◆ Requirement: Print the lines running from the one holding "code-token: >값 :: [105, 484, 151, 499]" to the one holding "code-token: this: [158, 484, 191, 499]", both included, with no changes.

◆ Material for this task:
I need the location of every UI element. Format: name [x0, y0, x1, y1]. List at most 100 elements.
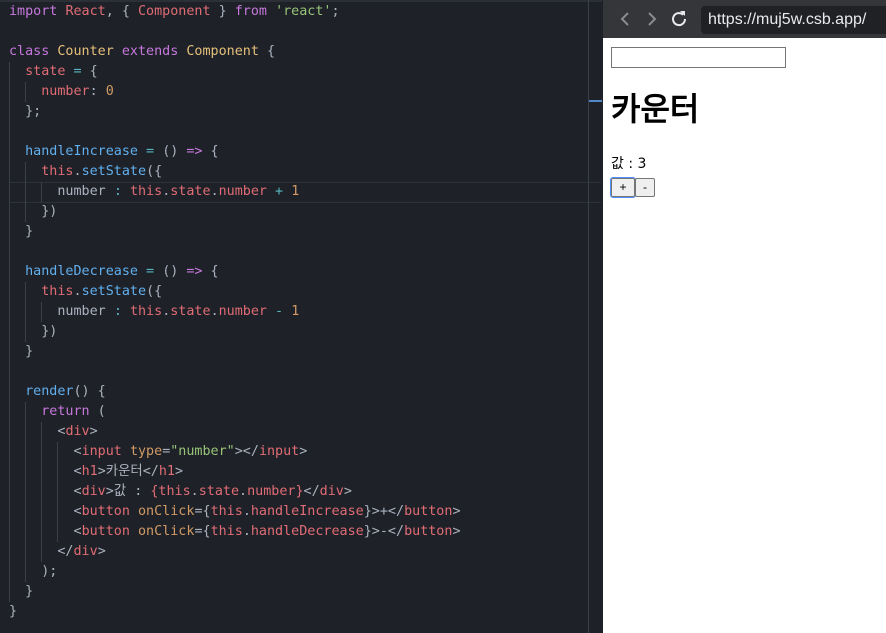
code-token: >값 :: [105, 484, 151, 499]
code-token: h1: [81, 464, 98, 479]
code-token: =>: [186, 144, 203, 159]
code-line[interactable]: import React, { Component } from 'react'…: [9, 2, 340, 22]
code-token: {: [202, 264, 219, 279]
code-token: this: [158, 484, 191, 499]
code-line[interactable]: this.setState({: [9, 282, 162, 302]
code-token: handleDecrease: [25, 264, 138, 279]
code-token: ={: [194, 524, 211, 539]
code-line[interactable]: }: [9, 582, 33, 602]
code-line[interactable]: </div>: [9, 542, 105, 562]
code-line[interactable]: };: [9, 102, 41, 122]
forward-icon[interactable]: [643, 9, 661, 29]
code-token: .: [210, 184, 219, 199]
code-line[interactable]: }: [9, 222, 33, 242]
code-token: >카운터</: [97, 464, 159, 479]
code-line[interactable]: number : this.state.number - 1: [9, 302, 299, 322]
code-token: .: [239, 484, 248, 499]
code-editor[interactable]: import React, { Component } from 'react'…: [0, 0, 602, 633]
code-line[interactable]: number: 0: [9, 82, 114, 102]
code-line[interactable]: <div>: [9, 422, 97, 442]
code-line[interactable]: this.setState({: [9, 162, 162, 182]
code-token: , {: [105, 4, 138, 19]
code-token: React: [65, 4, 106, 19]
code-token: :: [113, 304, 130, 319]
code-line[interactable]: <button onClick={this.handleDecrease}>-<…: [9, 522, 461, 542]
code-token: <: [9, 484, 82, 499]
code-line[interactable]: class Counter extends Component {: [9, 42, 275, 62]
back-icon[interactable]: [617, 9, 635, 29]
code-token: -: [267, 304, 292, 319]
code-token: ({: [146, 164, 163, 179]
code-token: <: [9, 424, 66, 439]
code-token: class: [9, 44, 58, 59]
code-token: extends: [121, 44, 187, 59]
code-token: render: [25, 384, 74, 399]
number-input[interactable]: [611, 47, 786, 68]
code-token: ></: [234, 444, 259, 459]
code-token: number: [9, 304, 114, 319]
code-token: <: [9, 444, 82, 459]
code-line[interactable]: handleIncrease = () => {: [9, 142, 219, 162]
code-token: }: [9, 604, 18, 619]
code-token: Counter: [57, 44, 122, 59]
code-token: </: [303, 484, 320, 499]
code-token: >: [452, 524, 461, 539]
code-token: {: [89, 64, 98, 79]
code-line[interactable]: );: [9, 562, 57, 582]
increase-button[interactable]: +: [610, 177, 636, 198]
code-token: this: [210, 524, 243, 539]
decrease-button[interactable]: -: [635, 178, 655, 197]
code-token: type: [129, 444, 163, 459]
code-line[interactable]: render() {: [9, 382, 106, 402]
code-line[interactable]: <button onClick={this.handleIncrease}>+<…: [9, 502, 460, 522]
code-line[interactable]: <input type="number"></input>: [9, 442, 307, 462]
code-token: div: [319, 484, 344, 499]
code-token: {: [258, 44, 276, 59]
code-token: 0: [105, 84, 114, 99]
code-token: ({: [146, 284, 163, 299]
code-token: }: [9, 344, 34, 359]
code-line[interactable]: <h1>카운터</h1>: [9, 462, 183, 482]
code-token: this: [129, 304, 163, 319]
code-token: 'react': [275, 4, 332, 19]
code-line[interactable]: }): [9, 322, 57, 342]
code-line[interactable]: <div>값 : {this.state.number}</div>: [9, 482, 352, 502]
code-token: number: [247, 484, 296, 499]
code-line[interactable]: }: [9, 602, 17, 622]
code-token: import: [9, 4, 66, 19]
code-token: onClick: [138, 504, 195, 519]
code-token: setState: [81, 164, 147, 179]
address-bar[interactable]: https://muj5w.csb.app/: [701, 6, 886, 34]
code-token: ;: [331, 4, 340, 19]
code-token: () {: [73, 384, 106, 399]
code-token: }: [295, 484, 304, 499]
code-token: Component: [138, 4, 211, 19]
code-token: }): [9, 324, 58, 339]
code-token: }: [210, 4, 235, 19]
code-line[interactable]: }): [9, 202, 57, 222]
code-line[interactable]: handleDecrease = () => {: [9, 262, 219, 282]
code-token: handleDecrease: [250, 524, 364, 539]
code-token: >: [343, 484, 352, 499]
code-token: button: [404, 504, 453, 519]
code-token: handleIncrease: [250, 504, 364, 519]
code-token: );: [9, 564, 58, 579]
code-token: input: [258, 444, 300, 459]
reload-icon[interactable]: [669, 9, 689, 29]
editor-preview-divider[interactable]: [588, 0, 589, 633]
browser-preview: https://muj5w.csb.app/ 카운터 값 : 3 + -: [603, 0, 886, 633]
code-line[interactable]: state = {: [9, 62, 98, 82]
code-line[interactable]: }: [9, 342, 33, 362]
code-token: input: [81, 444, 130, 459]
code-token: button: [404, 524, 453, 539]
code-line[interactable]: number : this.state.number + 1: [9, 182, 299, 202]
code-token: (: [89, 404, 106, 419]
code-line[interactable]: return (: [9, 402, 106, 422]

* * *

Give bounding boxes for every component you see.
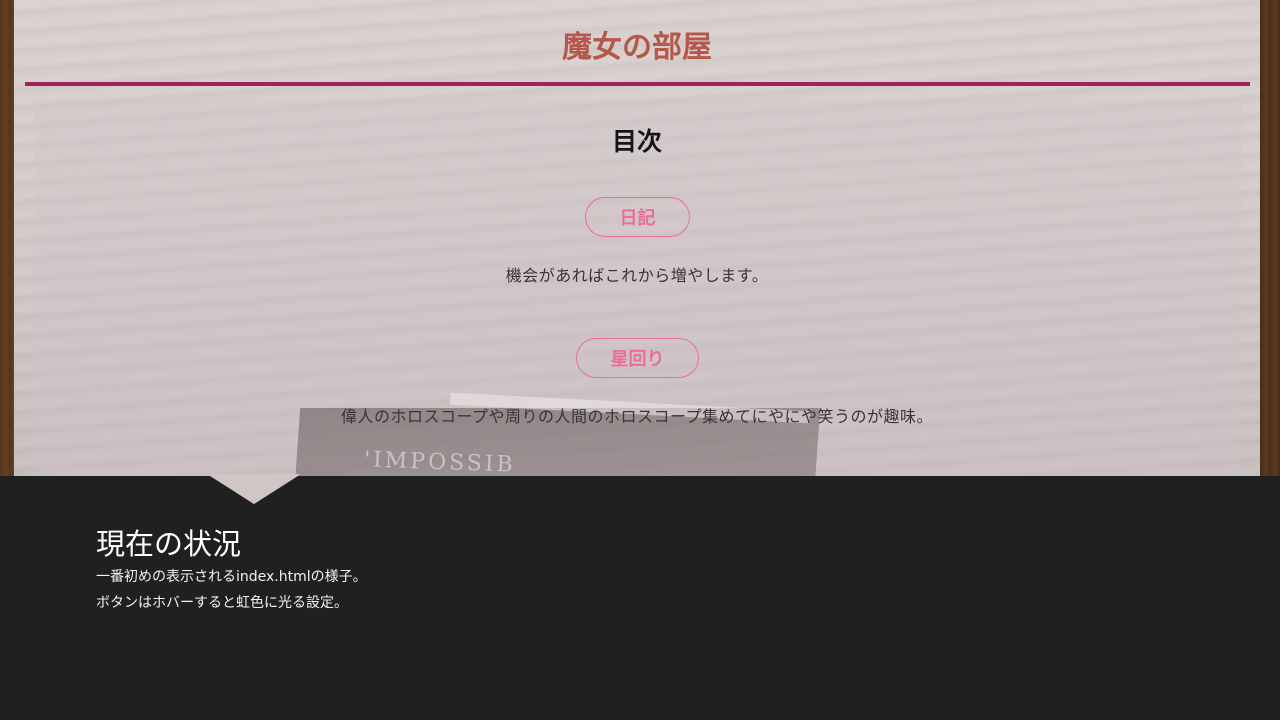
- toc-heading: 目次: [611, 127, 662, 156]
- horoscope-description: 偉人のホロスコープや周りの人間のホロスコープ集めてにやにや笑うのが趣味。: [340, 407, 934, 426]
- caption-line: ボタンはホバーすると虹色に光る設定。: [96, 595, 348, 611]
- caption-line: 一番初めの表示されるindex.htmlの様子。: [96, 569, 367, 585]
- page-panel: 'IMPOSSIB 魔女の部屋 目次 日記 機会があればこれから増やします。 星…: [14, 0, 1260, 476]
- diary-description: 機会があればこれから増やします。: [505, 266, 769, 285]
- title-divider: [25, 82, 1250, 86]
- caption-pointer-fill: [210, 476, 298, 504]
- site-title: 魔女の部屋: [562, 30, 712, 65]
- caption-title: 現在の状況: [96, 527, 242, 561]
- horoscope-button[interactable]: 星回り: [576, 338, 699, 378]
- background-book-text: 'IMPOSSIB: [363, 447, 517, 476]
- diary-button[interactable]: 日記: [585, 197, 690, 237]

◆ Answer to this task:
code-token: >값 :: [105, 484, 151, 499]
code-token: h1: [81, 464, 98, 479]
code-token: =>: [186, 144, 203, 159]
code-line[interactable]: import React, { Component } from 'react'…: [9, 2, 340, 22]
code-token: {: [202, 264, 219, 279]
code-token: this: [158, 484, 191, 499]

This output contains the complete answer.